YOUR OBJECTIVE — Your task is to copy the listing exactly, with the pictures left out.

Saved entries:
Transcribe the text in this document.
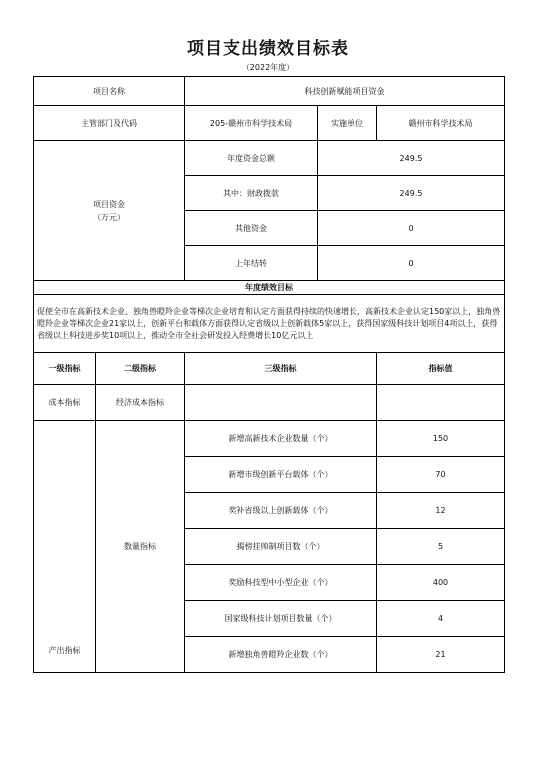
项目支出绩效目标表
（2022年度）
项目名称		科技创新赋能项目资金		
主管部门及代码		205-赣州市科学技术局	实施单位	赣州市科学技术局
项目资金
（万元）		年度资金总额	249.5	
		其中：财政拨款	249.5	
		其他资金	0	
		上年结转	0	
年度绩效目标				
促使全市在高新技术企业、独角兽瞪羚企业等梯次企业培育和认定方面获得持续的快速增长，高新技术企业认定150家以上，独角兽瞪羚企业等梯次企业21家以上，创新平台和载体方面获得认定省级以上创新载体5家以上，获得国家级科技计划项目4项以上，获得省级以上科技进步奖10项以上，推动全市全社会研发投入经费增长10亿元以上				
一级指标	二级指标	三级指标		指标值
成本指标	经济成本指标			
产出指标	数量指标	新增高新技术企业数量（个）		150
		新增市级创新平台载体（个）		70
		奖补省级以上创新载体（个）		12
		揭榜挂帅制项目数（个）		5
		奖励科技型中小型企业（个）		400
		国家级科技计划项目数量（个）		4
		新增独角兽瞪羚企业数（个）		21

EXERCISE SOLUTION —
Transcribe the text in this document.
项目支出绩效目标表
（2022年度）
项目名称		科技创新赋能项目资金		
主管部门及代码		205-赣州市科学技术局	实施单位	赣州市科学技术局
项目资金
（万元）		年度资金总额	249.5	
		其中：财政拨款	249.5	
		其他资金	0	
		上年结转	0	
年度绩效目标				
促使全市在高新技术企业、独角兽瞪羚企业等梯次企业培育和认定方面获得持续的快速增长，高新技术企业认定150家以上，独角兽瞪羚企业等梯次企业21家以上，创新平台和载体方面获得认定省级以上创新载体5家以上，获得国家级科技计划项目4项以上，获得省级以上科技进步奖10项以上，推动全市全社会研发投入经费增长10亿元以上				
一级指标	二级指标	三级指标		指标值
成本指标	经济成本指标			
产出指标	数量指标	新增高新技术企业数量（个）		150
		新增市级创新平台载体（个）		70
		奖补省级以上创新载体（个）		12
		揭榜挂帅制项目数（个）		5
		奖励科技型中小型企业（个）		400
		国家级科技计划项目数量（个）		4
		新增独角兽瞪羚企业数（个）		21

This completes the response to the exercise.